WHAT YOU WILL DO: Reproduce precisely the lines of the material below from the line containing "What does this" up to and including its last line. Pictures must not be copied.

····················

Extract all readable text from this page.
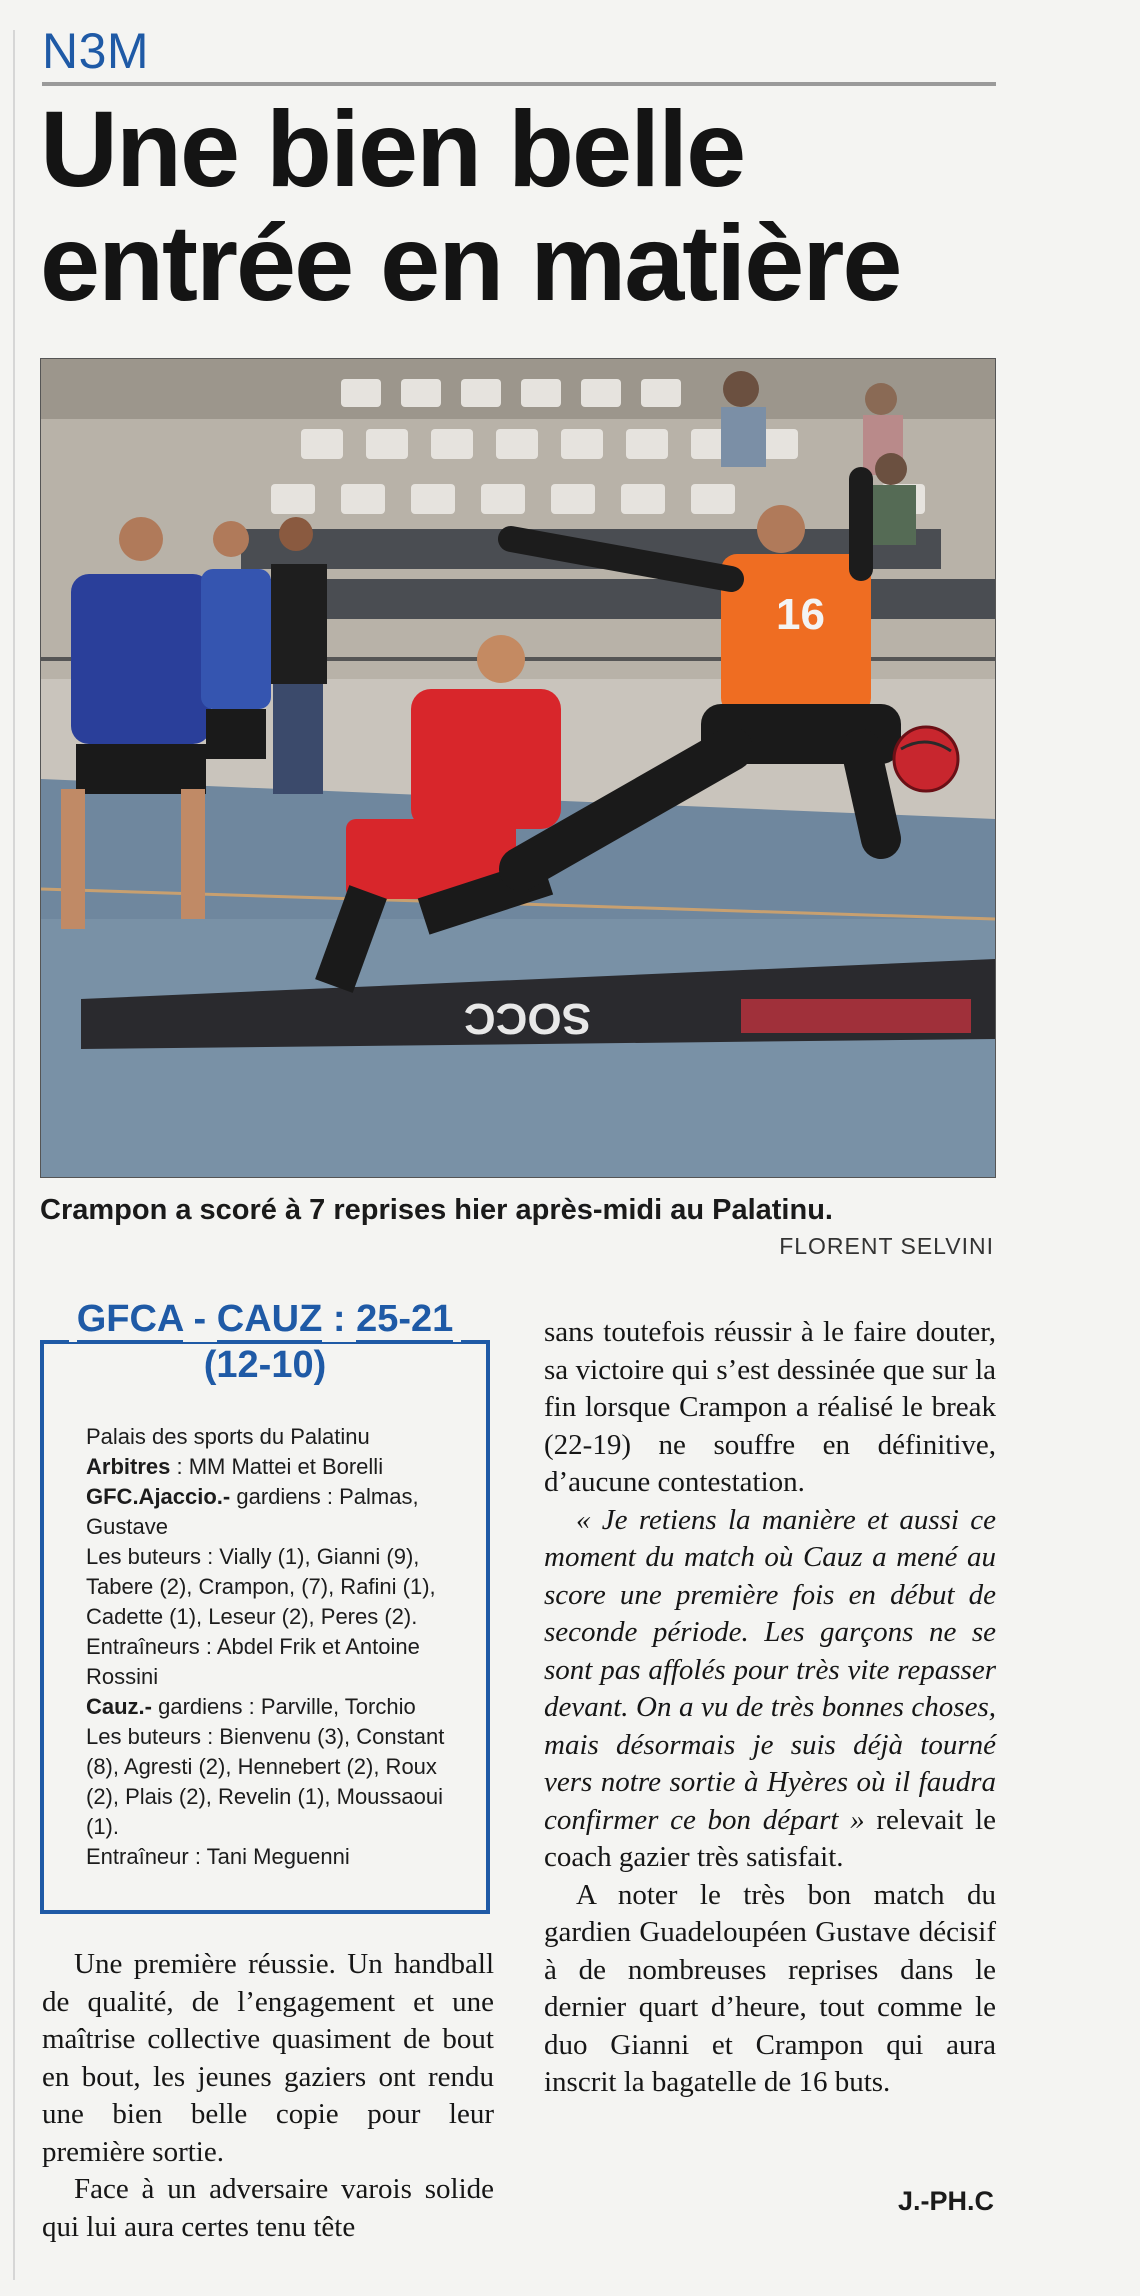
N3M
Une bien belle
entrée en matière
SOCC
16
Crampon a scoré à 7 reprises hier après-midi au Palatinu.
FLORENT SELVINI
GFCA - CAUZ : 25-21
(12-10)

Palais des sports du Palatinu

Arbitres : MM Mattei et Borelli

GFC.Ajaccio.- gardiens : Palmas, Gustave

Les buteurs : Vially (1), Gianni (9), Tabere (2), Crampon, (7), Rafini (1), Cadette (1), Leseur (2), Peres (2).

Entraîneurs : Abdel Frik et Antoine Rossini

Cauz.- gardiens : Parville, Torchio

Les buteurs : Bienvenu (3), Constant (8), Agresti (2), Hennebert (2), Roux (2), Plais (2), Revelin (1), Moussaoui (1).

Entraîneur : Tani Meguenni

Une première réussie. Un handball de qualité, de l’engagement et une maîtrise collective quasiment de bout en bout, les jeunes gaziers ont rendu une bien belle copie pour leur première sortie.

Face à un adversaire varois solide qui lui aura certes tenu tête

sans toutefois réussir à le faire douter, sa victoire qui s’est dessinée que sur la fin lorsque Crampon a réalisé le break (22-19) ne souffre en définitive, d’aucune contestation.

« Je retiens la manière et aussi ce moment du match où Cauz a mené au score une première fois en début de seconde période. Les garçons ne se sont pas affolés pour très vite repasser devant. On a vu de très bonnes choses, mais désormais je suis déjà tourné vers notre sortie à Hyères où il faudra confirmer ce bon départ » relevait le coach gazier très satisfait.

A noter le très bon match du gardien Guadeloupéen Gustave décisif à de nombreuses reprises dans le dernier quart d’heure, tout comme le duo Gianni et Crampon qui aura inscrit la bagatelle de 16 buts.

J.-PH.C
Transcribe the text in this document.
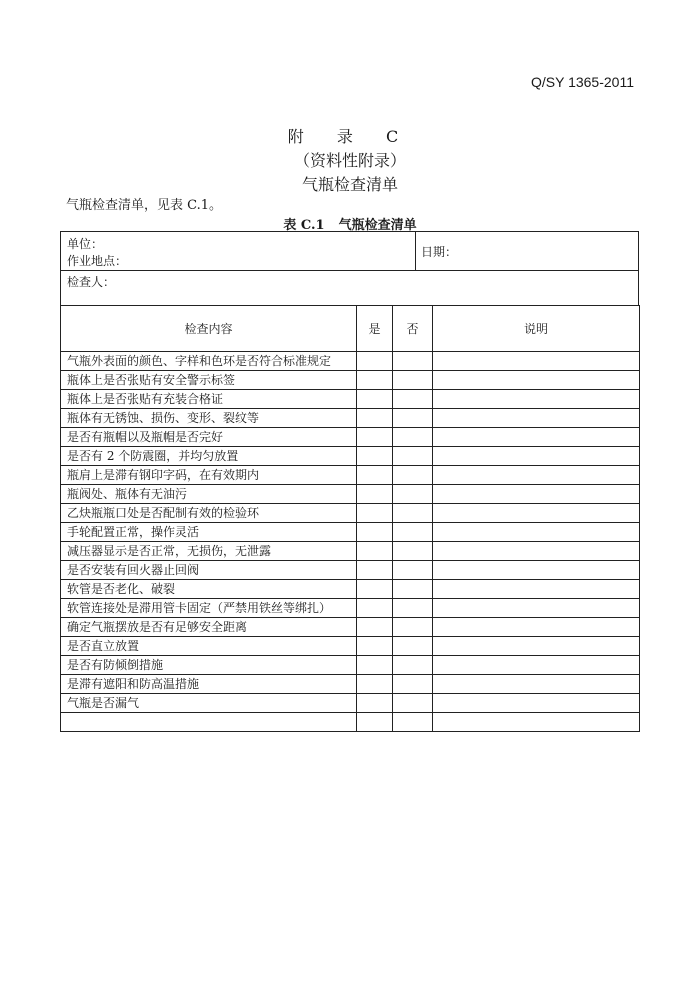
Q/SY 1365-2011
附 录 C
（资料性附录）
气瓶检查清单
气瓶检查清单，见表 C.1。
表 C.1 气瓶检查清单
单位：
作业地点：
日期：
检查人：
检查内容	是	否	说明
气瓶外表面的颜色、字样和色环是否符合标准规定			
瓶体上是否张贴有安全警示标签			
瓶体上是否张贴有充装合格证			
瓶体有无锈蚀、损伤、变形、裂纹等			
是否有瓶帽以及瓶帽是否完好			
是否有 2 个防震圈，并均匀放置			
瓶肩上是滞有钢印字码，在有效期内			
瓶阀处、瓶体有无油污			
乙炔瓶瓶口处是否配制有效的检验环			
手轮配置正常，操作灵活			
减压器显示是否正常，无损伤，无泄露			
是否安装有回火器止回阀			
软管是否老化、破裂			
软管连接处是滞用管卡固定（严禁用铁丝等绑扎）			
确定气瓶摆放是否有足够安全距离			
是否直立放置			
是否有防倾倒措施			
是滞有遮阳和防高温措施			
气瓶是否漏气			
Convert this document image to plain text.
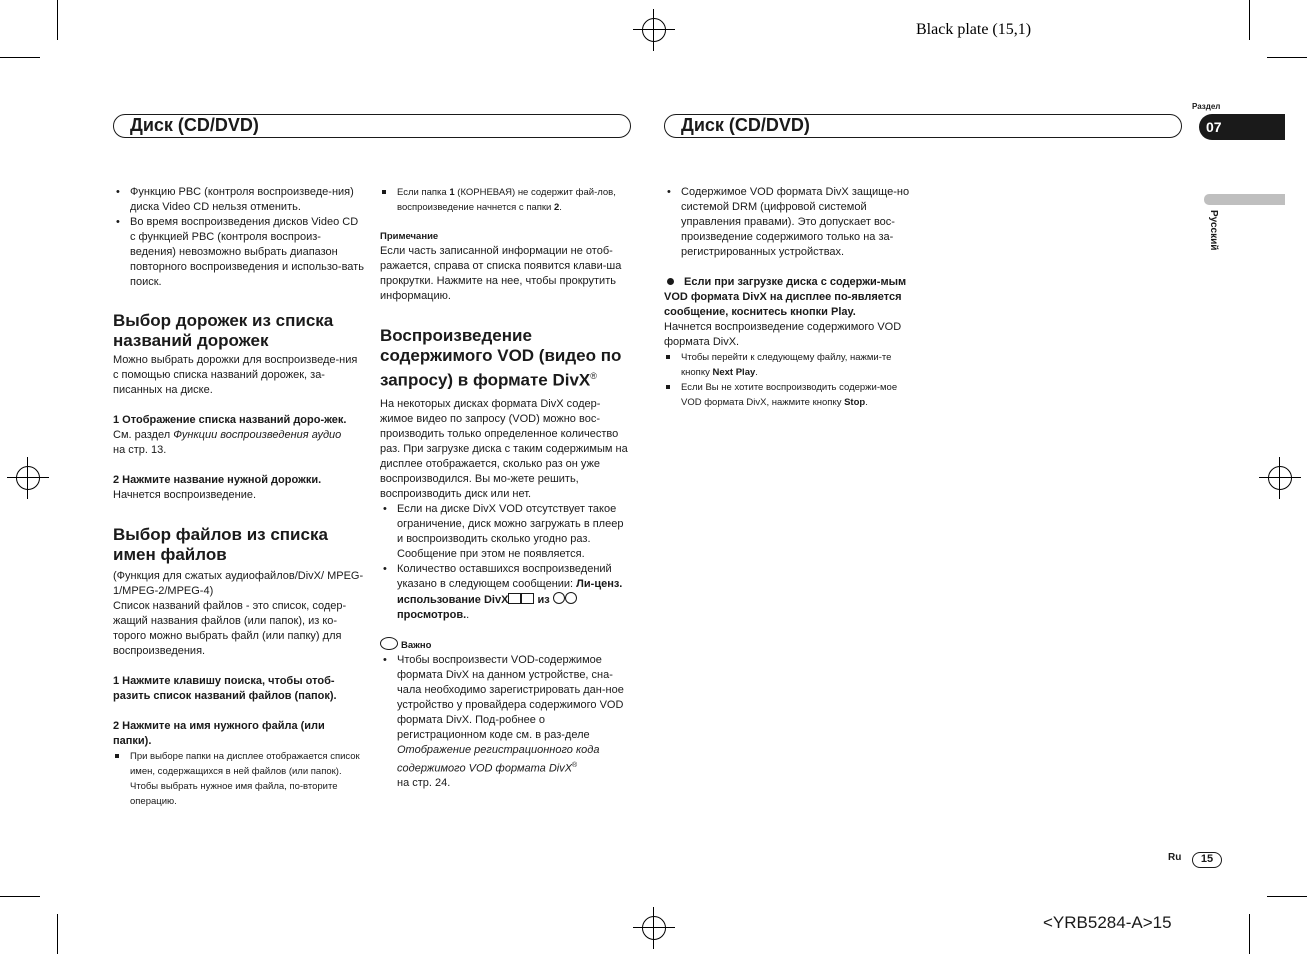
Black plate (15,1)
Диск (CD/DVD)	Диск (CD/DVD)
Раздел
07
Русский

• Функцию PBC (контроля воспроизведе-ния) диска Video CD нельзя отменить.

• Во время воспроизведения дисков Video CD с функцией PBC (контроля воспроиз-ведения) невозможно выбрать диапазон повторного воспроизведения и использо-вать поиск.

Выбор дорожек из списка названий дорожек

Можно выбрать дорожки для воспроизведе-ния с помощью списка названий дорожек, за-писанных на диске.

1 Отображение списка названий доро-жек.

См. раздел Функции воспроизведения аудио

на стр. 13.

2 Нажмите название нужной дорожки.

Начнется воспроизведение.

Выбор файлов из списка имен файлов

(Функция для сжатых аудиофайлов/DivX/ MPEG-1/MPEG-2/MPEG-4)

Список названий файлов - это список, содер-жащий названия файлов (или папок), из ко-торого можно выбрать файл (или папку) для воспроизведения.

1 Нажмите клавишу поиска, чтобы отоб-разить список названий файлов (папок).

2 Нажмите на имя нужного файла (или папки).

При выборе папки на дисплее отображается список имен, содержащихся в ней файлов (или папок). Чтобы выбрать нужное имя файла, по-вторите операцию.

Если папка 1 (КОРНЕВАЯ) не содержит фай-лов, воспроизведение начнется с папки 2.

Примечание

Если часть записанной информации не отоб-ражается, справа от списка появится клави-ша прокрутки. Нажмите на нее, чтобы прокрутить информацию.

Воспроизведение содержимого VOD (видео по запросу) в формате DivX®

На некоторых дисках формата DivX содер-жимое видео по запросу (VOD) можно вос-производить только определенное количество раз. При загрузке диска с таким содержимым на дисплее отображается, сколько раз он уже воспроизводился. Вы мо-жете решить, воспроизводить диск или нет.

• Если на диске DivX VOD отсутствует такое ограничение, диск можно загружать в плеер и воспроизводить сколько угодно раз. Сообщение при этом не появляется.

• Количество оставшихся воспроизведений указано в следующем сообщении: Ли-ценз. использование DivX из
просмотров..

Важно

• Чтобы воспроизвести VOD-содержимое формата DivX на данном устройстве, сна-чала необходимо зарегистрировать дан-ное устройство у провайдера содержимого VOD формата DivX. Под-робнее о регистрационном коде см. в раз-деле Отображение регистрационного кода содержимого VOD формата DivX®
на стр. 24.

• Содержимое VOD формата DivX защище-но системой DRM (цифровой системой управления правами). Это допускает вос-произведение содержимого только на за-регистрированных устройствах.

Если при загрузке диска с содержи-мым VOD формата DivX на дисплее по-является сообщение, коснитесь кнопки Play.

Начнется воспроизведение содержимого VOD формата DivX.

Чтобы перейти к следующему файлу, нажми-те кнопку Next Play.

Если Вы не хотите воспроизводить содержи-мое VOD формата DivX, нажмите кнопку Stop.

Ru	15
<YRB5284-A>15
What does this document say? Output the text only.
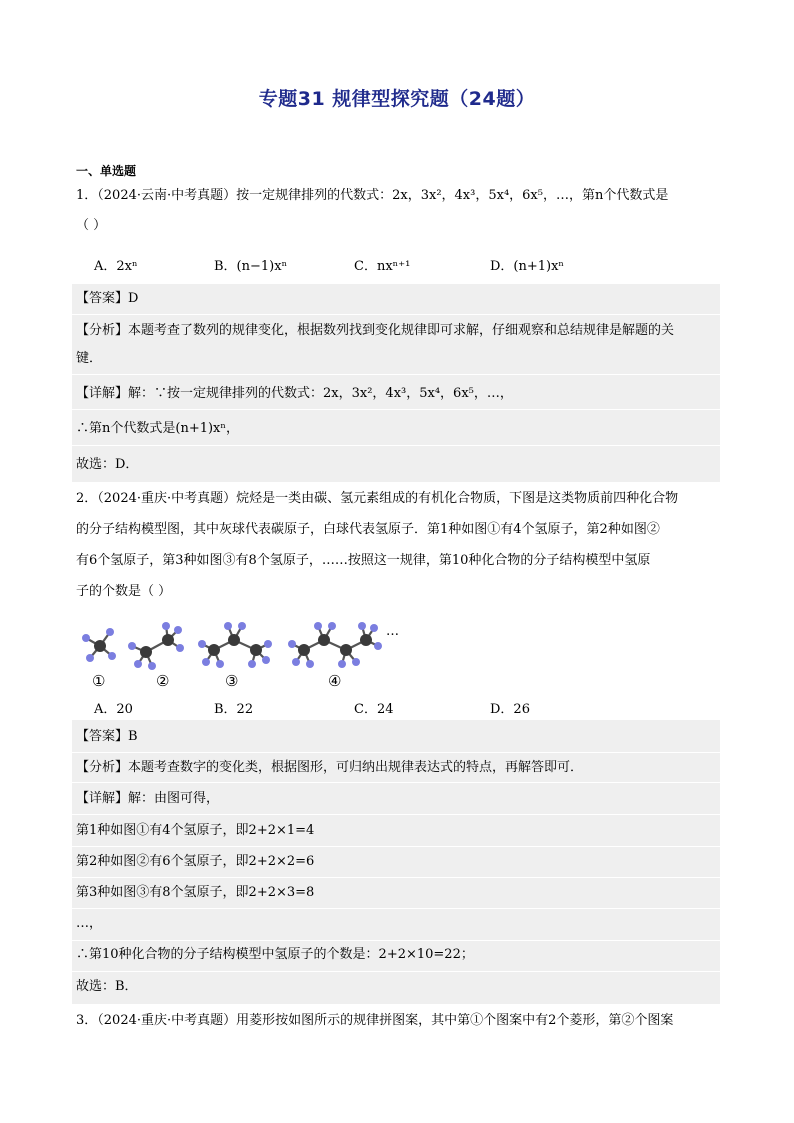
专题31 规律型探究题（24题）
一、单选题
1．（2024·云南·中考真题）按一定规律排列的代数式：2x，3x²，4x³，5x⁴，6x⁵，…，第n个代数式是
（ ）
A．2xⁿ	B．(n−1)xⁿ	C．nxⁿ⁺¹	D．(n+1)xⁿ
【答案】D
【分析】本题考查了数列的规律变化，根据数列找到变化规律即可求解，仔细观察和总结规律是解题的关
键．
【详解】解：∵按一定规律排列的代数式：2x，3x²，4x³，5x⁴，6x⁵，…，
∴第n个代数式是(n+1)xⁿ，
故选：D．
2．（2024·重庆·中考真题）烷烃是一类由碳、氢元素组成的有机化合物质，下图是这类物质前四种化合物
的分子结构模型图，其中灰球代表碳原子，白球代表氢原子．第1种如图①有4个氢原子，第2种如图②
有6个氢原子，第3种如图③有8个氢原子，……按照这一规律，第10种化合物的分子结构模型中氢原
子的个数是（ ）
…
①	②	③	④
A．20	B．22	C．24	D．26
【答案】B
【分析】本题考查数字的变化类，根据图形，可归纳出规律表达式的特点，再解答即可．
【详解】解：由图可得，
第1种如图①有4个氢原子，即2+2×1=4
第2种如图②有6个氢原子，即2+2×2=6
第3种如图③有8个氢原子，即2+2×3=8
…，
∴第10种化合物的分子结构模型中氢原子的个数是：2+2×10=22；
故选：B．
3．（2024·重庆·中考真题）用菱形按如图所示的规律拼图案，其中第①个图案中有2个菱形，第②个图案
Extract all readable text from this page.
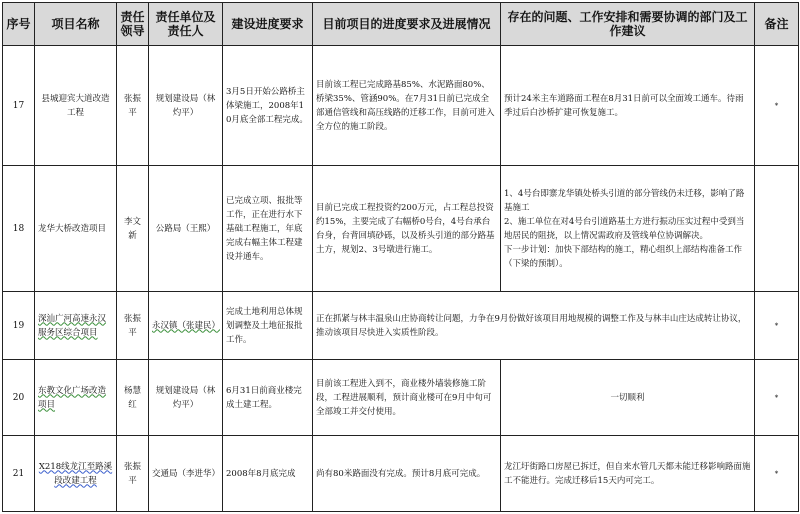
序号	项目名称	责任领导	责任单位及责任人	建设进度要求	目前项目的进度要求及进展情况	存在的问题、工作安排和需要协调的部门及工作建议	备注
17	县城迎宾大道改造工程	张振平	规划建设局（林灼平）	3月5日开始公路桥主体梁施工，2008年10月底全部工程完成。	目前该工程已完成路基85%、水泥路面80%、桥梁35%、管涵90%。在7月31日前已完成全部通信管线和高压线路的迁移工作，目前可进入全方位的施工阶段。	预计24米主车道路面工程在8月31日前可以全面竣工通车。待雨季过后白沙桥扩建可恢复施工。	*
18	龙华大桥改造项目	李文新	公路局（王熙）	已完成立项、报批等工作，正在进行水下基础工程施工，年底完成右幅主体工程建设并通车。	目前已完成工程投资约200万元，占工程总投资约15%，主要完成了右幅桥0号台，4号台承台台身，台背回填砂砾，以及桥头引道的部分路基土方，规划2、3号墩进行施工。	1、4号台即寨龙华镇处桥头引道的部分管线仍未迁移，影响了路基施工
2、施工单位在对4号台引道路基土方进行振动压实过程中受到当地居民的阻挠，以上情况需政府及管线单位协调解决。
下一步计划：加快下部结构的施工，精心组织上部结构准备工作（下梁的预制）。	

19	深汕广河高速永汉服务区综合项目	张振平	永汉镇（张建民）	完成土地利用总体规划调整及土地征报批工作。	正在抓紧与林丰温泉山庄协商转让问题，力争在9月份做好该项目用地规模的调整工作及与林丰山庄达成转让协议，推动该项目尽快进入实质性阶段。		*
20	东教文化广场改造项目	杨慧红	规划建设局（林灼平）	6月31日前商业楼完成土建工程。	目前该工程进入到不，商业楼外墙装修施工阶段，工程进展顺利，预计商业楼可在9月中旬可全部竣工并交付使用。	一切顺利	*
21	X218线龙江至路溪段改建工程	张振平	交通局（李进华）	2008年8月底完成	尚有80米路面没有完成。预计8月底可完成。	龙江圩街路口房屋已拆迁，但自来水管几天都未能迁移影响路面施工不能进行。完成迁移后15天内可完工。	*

····················

ANSWER TO THIS EXERCISE:
What does this document say? Output the text only.
专题31 规律型探究题（24题）
一、单选题
1．（2024·云南·中考真题）按一定规律排列的代数式：2x，3x²，4x³，5x⁴，6x⁵，…，第n个代数式是
（ ）
A．2xⁿ	B．(n−1)xⁿ	C．nxⁿ⁺¹	D．(n+1)xⁿ
【答案】D
【分析】本题考查了数列的规律变化，根据数列找到变化规律即可求解，仔细观察和总结规律是解题的关
键．
【详解】解：∵按一定规律排列的代数式：2x，3x²，4x³，5x⁴，6x⁵，…，
∴第n个代数式是(n+1)xⁿ，
故选：D．
2．（2024·重庆·中考真题）烷烃是一类由碳、氢元素组成的有机化合物质，下图是这类物质前四种化合物
的分子结构模型图，其中灰球代表碳原子，白球代表氢原子．第1种如图①有4个氢原子，第2种如图②
有6个氢原子，第3种如图③有8个氢原子，……按照这一规律，第10种化合物的分子结构模型中氢原
子的个数是（ ）
…
①	②	③	④
A．20	B．22	C．24	D．26
【答案】B
【分析】本题考查数字的变化类，根据图形，可归纳出规律表达式的特点，再解答即可．
【详解】解：由图可得，
第1种如图①有4个氢原子，即2+2×1=4
第2种如图②有6个氢原子，即2+2×2=6
第3种如图③有8个氢原子，即2+2×3=8
…，
∴第10种化合物的分子结构模型中氢原子的个数是：2+2×10=22；
故选：B．
3．（2024·重庆·中考真题）用菱形按如图所示的规律拼图案，其中第①个图案中有2个菱形，第②个图案
Extract all readable text from this page.
序号	项目名称	责任领导	责任单位及责任人	建设进度要求	目前项目的进度要求及进展情况	存在的问题、工作安排和需要协调的部门及工作建议	备注
17	县城迎宾大道改造工程	张振平	规划建设局（林灼平）	3月5日开始公路桥主体梁施工，2008年10月底全部工程完成。	目前该工程已完成路基85%、水泥路面80%、桥梁35%、管涵90%。在7月31日前已完成全部通信管线和高压线路的迁移工作，目前可进入全方位的施工阶段。	预计24米主车道路面工程在8月31日前可以全面竣工通车。待雨季过后白沙桥扩建可恢复施工。	*
18	龙华大桥改造项目	李文新	公路局（王熙）	已完成立项、报批等工作，正在进行水下基础工程施工，年底完成右幅主体工程建设并通车。	目前已完成工程投资约200万元，占工程总投资约15%，主要完成了右幅桥0号台，4号台承台台身，台背回填砂砾，以及桥头引道的部分路基土方，规划2、3号墩进行施工。	1、4号台即寨龙华镇处桥头引道的部分管线仍未迁移，影响了路基施工
2、施工单位在对4号台引道路基土方进行振动压实过程中受到当地居民的阻挠，以上情况需政府及管线单位协调解决。
下一步计划：加快下部结构的施工，精心组织上部结构准备工作（下梁的预制）。	

19	深汕广河高速永汉服务区综合项目	张振平	永汉镇（张建民）	完成土地利用总体规划调整及土地征报批工作。	正在抓紧与林丰温泉山庄协商转让问题，力争在9月份做好该项目用地规模的调整工作及与林丰山庄达成转让协议，推动该项目尽快进入实质性阶段。		*
20	东教文化广场改造项目	杨慧红	规划建设局（林灼平）	6月31日前商业楼完成土建工程。	目前该工程进入到不，商业楼外墙装修施工阶段，工程进展顺利，预计商业楼可在9月中旬可全部竣工并交付使用。	一切顺利	*
21	X218线龙江至路溪段改建工程	张振平	交通局（李进华）	2008年8月底完成	尚有80米路面没有完成。预计8月底可完成。	龙江圩街路口房屋已拆迁，但自来水管几天都未能迁移影响路面施工不能进行。完成迁移后15天内可完工。	*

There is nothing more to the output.